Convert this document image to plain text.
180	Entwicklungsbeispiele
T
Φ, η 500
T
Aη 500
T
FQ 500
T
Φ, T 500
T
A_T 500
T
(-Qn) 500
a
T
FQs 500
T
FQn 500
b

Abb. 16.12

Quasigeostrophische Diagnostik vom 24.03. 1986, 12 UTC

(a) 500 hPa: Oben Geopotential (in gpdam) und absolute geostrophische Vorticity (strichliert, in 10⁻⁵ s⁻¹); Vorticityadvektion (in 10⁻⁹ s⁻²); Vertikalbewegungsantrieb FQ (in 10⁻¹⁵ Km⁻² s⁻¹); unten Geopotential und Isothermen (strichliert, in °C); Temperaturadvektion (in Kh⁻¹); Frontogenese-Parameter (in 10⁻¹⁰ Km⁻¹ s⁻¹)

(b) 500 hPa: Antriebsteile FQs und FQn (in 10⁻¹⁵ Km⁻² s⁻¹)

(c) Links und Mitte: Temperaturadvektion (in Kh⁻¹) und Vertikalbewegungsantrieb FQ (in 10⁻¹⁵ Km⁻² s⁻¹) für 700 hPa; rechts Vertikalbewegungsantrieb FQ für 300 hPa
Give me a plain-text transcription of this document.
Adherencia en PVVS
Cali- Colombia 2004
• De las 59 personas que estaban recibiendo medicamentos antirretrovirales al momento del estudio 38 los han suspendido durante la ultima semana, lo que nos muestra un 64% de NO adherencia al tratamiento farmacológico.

# Aim of the task:
Retype each entry without altering a single word.

# Your response:
Convert this document image to plain text.
180	Entwicklungsbeispiele
T
Φ, η 500
T
Aη 500
T
FQ 500
T
Φ, T 500
T
A_T 500
T
(-Qn) 500
a
T
FQs 500
T
FQn 500
b

Abb. 16.12

Quasigeostrophische Diagnostik vom 24.03. 1986, 12 UTC

(a) 500 hPa: Oben Geopotential (in gpdam) und absolute geostrophische Vorticity (strichliert, in 10⁻⁵ s⁻¹); Vorticityadvektion (in 10⁻⁹ s⁻²); Vertikalbewegungsantrieb FQ (in 10⁻¹⁵ Km⁻² s⁻¹); unten Geopotential und Isothermen (strichliert, in °C); Temperaturadvektion (in Kh⁻¹); Frontogenese-Parameter (in 10⁻¹⁰ Km⁻¹ s⁻¹)

(b) 500 hPa: Antriebsteile FQs und FQn (in 10⁻¹⁵ Km⁻² s⁻¹)

(c) Links und Mitte: Temperaturadvektion (in Kh⁻¹) und Vertikalbewegungsantrieb FQ (in 10⁻¹⁵ Km⁻² s⁻¹) für 700 hPa; rechts Vertikalbewegungsantrieb FQ für 300 hPa
Give me a plain-text transcription of this document.
Adherencia en PVVS
Cali- Colombia 2004
• De las 59 personas que estaban recibiendo medicamentos antirretrovirales al momento del estudio 38 los han suspendido durante la ultima semana, lo que nos muestra un 64% de NO adherencia al tratamiento farmacológico.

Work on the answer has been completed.